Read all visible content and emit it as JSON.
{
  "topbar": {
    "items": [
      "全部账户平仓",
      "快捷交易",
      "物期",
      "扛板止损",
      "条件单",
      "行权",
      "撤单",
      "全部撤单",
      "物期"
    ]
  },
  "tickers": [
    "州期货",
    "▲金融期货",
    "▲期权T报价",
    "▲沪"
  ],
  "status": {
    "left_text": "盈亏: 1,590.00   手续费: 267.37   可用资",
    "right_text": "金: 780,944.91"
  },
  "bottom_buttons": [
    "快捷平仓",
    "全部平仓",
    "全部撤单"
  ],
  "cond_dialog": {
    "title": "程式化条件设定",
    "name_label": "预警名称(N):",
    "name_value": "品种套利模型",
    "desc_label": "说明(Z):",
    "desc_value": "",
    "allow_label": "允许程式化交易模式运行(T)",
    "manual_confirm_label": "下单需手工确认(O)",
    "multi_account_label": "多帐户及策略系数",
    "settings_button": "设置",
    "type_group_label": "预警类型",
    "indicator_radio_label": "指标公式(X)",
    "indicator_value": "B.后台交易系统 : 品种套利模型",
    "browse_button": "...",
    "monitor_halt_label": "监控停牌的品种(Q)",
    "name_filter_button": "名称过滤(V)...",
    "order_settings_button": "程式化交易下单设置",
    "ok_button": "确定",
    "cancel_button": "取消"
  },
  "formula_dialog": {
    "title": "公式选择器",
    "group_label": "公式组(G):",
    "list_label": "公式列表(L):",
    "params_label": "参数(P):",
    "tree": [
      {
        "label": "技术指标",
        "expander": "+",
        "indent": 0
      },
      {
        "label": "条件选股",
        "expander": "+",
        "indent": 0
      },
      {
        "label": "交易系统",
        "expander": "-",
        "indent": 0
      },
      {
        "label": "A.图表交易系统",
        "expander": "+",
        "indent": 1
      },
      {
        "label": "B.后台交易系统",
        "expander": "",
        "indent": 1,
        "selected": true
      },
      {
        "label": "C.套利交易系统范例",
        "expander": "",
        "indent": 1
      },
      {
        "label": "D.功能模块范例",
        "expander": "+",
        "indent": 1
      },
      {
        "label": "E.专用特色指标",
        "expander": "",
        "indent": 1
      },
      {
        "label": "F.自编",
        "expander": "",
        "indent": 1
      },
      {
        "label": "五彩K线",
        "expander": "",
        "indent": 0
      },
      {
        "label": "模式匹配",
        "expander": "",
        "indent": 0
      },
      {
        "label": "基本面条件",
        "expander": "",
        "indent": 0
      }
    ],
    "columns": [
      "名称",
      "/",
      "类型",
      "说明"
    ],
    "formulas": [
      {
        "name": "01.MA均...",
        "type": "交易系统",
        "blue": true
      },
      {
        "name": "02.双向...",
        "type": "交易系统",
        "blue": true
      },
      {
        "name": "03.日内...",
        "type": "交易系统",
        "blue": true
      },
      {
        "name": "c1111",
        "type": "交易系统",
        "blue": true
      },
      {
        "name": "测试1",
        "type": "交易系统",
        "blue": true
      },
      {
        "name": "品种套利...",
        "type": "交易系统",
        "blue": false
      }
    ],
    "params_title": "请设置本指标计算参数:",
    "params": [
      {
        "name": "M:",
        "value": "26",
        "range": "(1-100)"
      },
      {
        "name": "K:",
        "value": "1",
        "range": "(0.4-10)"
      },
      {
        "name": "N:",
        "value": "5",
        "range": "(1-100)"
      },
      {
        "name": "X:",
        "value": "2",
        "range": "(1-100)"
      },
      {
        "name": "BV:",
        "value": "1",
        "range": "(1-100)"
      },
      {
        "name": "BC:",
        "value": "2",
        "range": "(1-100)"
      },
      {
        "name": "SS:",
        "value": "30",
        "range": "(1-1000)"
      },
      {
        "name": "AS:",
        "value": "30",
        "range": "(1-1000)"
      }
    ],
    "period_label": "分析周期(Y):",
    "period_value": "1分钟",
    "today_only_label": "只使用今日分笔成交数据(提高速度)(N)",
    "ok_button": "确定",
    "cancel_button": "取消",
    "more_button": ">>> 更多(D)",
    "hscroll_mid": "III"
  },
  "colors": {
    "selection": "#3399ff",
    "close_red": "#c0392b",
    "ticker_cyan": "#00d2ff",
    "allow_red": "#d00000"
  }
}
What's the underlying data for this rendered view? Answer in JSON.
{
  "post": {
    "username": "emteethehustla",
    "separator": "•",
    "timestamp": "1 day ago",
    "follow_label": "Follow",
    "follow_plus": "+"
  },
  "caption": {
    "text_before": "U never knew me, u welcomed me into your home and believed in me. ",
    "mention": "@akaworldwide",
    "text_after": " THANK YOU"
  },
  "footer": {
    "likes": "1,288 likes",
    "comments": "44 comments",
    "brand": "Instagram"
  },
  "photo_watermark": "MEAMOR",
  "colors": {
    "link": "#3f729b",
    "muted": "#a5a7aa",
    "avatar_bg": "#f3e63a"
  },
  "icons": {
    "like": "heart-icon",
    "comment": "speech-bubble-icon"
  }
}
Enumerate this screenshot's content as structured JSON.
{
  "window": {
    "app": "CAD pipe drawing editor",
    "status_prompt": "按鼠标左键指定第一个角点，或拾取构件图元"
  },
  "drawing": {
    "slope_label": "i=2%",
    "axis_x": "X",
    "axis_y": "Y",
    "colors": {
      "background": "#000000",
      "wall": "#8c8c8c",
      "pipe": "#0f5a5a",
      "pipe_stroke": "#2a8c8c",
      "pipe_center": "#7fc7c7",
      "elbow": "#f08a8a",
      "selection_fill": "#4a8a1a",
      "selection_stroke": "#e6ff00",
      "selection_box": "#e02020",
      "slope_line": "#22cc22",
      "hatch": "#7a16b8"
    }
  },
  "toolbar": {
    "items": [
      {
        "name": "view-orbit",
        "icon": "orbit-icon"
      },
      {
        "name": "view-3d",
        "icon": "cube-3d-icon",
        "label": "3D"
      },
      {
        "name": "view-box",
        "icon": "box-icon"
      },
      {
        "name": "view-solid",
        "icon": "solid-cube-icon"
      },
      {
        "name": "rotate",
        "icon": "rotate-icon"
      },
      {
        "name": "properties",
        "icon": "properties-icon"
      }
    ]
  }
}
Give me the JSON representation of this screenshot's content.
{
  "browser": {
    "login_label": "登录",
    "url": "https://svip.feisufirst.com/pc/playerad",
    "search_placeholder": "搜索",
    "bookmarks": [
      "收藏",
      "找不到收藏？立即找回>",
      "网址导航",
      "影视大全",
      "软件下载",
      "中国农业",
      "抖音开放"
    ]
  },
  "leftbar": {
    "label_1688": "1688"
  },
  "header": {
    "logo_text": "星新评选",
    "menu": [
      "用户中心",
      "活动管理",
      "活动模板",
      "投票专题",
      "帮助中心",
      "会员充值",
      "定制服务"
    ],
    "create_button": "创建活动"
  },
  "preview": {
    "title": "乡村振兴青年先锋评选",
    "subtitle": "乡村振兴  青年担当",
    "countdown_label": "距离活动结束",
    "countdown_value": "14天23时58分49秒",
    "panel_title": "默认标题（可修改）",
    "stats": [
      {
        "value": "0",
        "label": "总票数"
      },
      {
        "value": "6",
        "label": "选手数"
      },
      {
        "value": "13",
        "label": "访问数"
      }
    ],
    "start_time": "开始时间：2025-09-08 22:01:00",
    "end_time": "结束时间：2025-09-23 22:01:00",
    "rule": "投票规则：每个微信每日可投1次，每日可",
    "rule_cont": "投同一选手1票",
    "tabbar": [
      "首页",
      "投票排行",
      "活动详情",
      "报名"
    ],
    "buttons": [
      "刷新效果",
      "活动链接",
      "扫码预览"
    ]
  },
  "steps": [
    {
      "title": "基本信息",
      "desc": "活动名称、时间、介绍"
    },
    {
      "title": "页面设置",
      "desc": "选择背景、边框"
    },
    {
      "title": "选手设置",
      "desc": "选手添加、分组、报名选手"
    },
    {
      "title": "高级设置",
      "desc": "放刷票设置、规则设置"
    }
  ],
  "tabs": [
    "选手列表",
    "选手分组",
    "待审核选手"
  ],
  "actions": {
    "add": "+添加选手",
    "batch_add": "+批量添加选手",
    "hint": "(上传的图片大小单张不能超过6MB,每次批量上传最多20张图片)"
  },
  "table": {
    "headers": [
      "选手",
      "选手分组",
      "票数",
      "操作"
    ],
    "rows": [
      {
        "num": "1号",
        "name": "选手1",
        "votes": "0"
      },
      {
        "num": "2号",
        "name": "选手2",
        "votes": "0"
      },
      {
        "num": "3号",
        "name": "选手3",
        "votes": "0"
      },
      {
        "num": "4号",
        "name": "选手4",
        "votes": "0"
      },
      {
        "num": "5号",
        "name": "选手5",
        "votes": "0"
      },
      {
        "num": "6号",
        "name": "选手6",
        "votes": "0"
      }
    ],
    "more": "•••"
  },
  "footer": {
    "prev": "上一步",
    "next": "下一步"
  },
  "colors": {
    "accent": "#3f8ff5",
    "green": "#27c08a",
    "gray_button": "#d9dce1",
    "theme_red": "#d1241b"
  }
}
* * *
◆ TASK STATEMENT: Copy out every line of the material above that mentions the word "this".

◆ PROBLEM SOLUTION:
What's the underlying data for this rendered view? Answer in JSON.
Enumerate this screenshot's content as structured JSON.
Give me the JSON representation of this screenshot's content.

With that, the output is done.